### DATA SUPPLIED
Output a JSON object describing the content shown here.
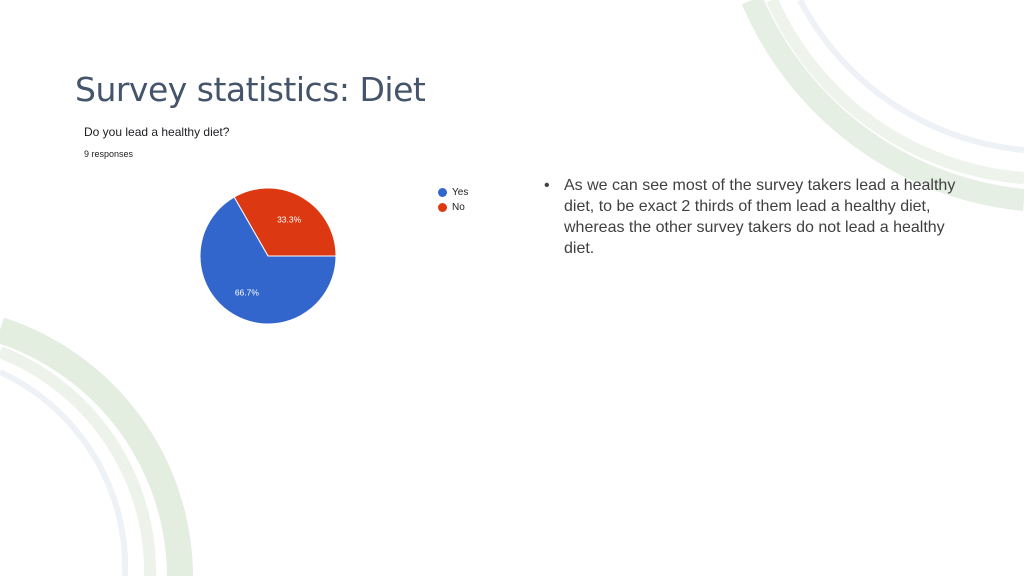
{
  "slide": {
    "title": "Survey statistics: Diet"
  },
  "chart_data": {
    "type": "pie",
    "title": "Do you lead a healthy diet?",
    "subtitle": "9 responses",
    "slices": [
      {
        "label": "Yes",
        "value": 66.7,
        "data_label": "66.7%",
        "color": "#3366cc"
      },
      {
        "label": "No",
        "value": 33.3,
        "data_label": "33.3%",
        "color": "#dc3912"
      }
    ],
    "legend_position": "right"
  },
  "bullets": [
    "As we can see most of the survey takers lead a healthy diet,  to be exact 2 thirds of them lead a healthy diet, whereas the other survey takers do not lead a healthy diet."
  ],
  "theme": {
    "title_color": "#44546a",
    "body_color": "#404040"
  }
}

### WHAT YOU SHOULD DO
Transcribe the full listing above exactly as it stands, minus the pictures.

### ANSWER BELOW
Output a JSON object describing the content shown here.
{
  "slide": {
    "title": "Survey statistics: Diet"
  },
  "chart_data": {
    "type": "pie",
    "title": "Do you lead a healthy diet?",
    "subtitle": "9 responses",
    "slices": [
      {
        "label": "Yes",
        "value": 66.7,
        "data_label": "66.7%",
        "color": "#3366cc"
      },
      {
        "label": "No",
        "value": 33.3,
        "data_label": "33.3%",
        "color": "#dc3912"
      }
    ],
    "legend_position": "right"
  },
  "bullets": [
    "As we can see most of the survey takers lead a healthy diet,  to be exact 2 thirds of them lead a healthy diet, whereas the other survey takers do not lead a healthy diet."
  ],
  "theme": {
    "title_color": "#44546a",
    "body_color": "#404040"
  }
}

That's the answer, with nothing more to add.